## The request
Read the data and repeat it in full, exactly.

## Data entries
========================================================================

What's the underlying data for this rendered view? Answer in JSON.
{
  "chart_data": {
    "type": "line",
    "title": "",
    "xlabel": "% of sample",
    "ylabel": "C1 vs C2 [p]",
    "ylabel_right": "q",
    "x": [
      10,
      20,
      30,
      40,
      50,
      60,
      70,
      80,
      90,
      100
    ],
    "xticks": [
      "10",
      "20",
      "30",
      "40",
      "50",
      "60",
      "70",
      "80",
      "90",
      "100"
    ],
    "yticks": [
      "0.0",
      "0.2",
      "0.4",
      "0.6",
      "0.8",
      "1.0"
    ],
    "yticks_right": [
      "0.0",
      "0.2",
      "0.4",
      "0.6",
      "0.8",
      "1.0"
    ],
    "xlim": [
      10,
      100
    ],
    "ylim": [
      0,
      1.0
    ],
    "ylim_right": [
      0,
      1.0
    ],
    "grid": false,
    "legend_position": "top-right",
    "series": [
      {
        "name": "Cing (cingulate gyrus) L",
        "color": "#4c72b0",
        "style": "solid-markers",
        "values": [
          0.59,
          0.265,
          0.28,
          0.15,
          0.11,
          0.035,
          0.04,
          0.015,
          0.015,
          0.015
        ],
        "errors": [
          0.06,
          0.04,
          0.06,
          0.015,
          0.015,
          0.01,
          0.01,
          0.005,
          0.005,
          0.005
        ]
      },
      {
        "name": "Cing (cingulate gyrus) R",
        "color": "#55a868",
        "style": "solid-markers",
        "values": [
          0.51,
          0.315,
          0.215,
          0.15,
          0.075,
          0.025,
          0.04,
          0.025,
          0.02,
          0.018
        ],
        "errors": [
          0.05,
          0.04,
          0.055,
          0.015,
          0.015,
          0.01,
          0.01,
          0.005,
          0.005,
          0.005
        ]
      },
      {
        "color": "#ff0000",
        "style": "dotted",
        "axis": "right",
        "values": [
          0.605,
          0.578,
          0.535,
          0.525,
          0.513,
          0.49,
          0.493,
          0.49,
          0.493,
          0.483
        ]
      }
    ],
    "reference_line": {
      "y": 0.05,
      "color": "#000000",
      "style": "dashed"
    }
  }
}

========================================================================

## The answer
What's the underlying data for this rendered view? Answer in JSON.
{
  "chart_data": {
    "type": "line",
    "title": "",
    "xlabel": "% of sample",
    "ylabel": "C1 vs C2 [p]",
    "ylabel_right": "q",
    "x": [
      10,
      20,
      30,
      40,
      50,
      60,
      70,
      80,
      90,
      100
    ],
    "xticks": [
      "10",
      "20",
      "30",
      "40",
      "50",
      "60",
      "70",
      "80",
      "90",
      "100"
    ],
    "yticks": [
      "0.0",
      "0.2",
      "0.4",
      "0.6",
      "0.8",
      "1.0"
    ],
    "yticks_right": [
      "0.0",
      "0.2",
      "0.4",
      "0.6",
      "0.8",
      "1.0"
    ],
    "xlim": [
      10,
      100
    ],
    "ylim": [
      0,
      1.0
    ],
    "ylim_right": [
      0,
      1.0
    ],
    "grid": false,
    "legend_position": "top-right",
    "series": [
      {
        "name": "Cing (cingulate gyrus) L",
        "color": "#4c72b0",
        "style": "solid-markers",
        "values": [
          0.59,
          0.265,
          0.28,
          0.15,
          0.11,
          0.035,
          0.04,
          0.015,
          0.015,
          0.015
        ],
        "errors": [
          0.06,
          0.04,
          0.06,
          0.015,
          0.015,
          0.01,
          0.01,
          0.005,
          0.005,
          0.005
        ]
      },
      {
        "name": "Cing (cingulate gyrus) R",
        "color": "#55a868",
        "style": "solid-markers",
        "values": [
          0.51,
          0.315,
          0.215,
          0.15,
          0.075,
          0.025,
          0.04,
          0.025,
          0.02,
          0.018
        ],
        "errors": [
          0.05,
          0.04,
          0.055,
          0.015,
          0.015,
          0.01,
          0.01,
          0.005,
          0.005,
          0.005
        ]
      },
      {
        "color": "#ff0000",
        "style": "dotted",
        "axis": "right",
        "values": [
          0.605,
          0.578,
          0.535,
          0.525,
          0.513,
          0.49,
          0.493,
          0.49,
          0.493,
          0.483
        ]
      }
    ],
    "reference_line": {
      "y": 0.05,
      "color": "#000000",
      "style": "dashed"
    }
  }
}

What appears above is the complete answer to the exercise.